Excerpted text:
Entries Tagged as 'Travel'
November 17th, 2007 · Comments Off on Warsaw, Wroclaw, Cracow, Babice, here we come!
Frank’s Aunt Billie and Uncle Walter came with us to all the Nobel fun in 2004. Now a new adventure–Uncle Walter (although, I’m sad to say, not Aunt Billie) will be joining us in Poland to visit the village where his mother was born, Babice near Cracow.
In the photo, Uncle Walter is getting ready to say something funny, as is so often true in real life. This is going to be a lot of fun! Many thanks to Adam Zielinski and to the Foundation for Polish Science for arranging this journey of discovery.
Blogging this, as so often, from yet another airport!
Tags: Frank Wilczek · Travel · Wide wonderful world
November 10th, 2007 · 3 Comments
…in a balsa raft with the sun god on your sail.
Talk about adventure! And Kon-Tiki was an adventure my father talked about, with enormous enthusiasm.

Listed entries:
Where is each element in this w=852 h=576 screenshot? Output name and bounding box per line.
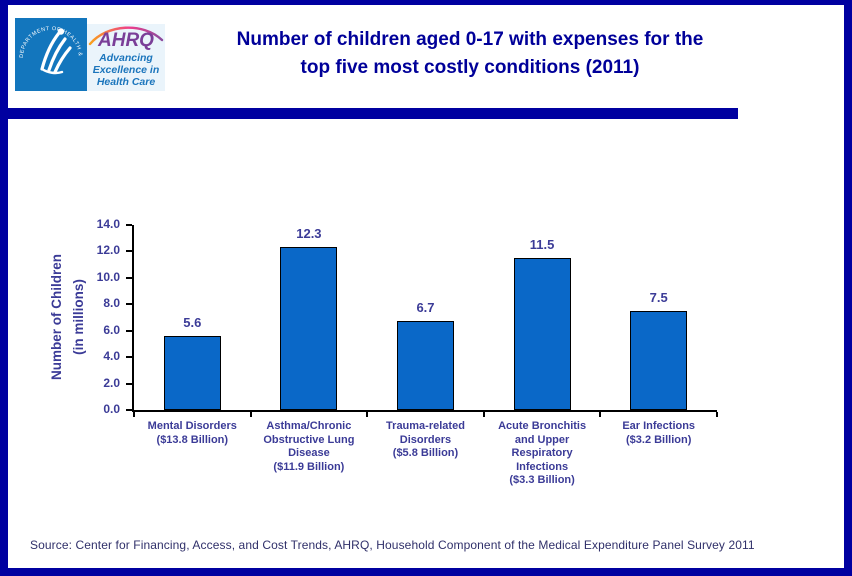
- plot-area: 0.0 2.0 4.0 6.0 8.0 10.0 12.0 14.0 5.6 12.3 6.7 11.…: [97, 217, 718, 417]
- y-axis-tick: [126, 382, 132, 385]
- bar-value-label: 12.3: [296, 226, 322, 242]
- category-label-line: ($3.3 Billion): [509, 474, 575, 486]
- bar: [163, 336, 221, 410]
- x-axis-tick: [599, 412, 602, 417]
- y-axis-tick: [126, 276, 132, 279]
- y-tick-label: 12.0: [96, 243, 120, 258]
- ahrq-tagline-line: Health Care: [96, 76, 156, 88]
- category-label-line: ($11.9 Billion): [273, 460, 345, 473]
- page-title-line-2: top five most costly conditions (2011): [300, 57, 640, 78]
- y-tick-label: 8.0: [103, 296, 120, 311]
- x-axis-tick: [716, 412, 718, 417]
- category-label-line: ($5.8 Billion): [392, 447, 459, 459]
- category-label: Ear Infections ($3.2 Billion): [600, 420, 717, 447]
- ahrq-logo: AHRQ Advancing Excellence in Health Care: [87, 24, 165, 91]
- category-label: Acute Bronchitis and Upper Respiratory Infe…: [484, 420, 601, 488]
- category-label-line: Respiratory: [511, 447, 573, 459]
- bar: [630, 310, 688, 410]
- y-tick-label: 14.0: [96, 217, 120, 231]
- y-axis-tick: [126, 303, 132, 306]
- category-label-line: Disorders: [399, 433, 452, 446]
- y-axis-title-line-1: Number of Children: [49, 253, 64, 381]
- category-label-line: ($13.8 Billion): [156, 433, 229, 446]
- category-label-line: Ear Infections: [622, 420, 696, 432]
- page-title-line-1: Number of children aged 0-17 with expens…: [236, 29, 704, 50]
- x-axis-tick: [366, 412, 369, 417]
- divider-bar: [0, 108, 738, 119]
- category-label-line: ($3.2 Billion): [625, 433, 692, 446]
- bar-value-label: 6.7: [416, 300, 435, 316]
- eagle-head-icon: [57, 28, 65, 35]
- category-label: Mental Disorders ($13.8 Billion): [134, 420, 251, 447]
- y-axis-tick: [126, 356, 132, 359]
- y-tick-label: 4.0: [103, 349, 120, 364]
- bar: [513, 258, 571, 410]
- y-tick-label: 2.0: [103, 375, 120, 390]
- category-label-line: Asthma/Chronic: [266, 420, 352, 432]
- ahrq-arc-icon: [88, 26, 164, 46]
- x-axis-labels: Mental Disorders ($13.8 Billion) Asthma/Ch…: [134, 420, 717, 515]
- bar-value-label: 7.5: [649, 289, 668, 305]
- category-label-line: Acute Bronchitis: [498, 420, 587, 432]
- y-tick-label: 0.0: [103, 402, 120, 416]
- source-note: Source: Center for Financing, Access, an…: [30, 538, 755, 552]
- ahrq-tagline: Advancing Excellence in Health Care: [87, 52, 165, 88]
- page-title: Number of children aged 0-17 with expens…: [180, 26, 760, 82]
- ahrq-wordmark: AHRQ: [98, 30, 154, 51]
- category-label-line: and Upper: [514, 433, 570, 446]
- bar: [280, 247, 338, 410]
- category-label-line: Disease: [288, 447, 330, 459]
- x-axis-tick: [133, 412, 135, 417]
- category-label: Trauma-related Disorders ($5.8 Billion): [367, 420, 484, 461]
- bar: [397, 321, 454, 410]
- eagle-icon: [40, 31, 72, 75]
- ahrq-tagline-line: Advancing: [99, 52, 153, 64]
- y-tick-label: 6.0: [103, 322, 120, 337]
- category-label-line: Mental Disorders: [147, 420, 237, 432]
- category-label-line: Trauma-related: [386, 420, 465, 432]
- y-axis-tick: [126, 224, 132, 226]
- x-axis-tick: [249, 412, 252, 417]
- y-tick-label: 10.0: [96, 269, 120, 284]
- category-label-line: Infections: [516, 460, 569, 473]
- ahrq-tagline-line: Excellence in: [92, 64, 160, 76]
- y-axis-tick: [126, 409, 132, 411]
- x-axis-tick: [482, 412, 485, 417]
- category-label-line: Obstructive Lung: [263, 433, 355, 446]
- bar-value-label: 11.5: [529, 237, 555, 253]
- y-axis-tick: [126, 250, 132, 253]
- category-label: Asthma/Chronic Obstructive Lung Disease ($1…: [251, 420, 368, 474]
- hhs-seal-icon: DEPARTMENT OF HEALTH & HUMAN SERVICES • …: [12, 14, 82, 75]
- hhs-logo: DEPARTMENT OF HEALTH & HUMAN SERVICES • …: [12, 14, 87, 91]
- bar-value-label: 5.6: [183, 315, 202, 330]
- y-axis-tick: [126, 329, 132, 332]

Tasks for this exercise:
a. From the travel blog text, retype everything from "In the photo, Uncle" down to "journey of discovery.".
b. Translate this sentence from the travel blog text into Spanish: "Blogging this, as so often, from yet another airport!"
c. Carry on the travel blog text from the point where it stops.

Task results:
a.
In the photo, Uncle Walter is getting ready to say something funny, as is so often true in real life. This is going to be a lot of fun! Many thanks to Adam Zielinski and to the Foundation for Polish Science for arranging this journey of discovery.

b. ¡Escribiendo esto en el blog, como tantas veces, desde otro aeropuerto más!

c.
And, from all the books my father urged me to read in my pre-teen years, Norwegian adventurer Thor Heyerdahl wrote two of the ones I loved best.
So visiting Oslo’s Kon-Tiki Museum with Frank was both sweet and sad. It was sweet when I thought how my father would have loved to be there with us. It was sad when I added this to oh-so-many adventures I’d love to have shared with him, in all the years since he died.
Here’s what I still share with him–sailing the paths of the universe with every one of your friends, every one of the people who have shaped your life. Some of them, when you are lucky, will be by your side. All of them, always, will shape your future adventures.
Not even Kon-Tiki’s sun god could be more powerful.
Tags: Sister Age · Travel · Wide wonderful world
November 8th, 2007 · Comments Off on Happy in the Asylet
This Oslo restaurant used to be a home for orphans (“asylet“) but now they serve codfish, moose (“elg”), and ice cream with hot berry sauce.
I also enjoyed the conversation where I learned quite a few new things including that Dirac liked to spend time reading Sanskrit, that when Pauli called weapons work the “böse Hinterseite” of science that translates from German as the “evil backside” and that Norway’s moose season comes in October.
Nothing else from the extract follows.